» **Request**
Write out each line in which the string "name" is present.

» **Entries**

-- start --

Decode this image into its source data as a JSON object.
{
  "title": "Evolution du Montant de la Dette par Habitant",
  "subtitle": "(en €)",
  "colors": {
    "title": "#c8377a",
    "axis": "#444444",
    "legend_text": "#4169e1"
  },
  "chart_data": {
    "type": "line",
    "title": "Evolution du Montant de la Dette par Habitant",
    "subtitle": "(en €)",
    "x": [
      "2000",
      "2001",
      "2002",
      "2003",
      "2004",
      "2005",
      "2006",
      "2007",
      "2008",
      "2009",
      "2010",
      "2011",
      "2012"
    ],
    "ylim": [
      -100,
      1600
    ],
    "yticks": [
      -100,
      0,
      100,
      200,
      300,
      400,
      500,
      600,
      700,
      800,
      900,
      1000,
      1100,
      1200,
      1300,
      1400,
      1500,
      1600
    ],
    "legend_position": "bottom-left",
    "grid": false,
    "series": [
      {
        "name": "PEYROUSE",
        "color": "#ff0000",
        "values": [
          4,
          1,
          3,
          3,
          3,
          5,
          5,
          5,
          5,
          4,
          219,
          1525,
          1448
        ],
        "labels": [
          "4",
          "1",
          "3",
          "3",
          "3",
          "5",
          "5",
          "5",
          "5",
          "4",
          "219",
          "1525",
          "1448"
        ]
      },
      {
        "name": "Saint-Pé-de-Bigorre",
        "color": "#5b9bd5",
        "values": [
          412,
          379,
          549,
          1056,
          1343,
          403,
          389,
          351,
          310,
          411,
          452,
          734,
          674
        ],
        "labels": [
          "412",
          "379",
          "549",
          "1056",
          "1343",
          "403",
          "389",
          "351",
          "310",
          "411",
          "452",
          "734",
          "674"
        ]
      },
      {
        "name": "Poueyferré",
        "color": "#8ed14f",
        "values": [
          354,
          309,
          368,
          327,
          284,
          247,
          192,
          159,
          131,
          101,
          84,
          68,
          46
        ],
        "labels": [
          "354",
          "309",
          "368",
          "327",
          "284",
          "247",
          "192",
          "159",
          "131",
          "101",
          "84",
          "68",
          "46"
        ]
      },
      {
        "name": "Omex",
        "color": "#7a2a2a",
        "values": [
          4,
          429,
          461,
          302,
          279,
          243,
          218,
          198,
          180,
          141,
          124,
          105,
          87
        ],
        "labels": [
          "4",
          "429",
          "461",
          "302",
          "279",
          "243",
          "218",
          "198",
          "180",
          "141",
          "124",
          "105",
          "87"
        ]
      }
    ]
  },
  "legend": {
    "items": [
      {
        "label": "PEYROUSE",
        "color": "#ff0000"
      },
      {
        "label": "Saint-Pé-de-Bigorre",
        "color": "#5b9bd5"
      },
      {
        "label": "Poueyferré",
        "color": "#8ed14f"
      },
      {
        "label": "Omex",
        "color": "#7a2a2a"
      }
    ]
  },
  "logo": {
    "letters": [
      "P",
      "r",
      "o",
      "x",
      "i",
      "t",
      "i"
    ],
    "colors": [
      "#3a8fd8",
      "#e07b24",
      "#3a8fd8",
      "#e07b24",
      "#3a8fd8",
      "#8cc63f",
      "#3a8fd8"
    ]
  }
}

-- end --

» **Written response**
        "name": "PEYROUSE",
        "name": "Saint-Pé-de-Bigorre",
        "name": "Poueyferré",
        "name": "Omex",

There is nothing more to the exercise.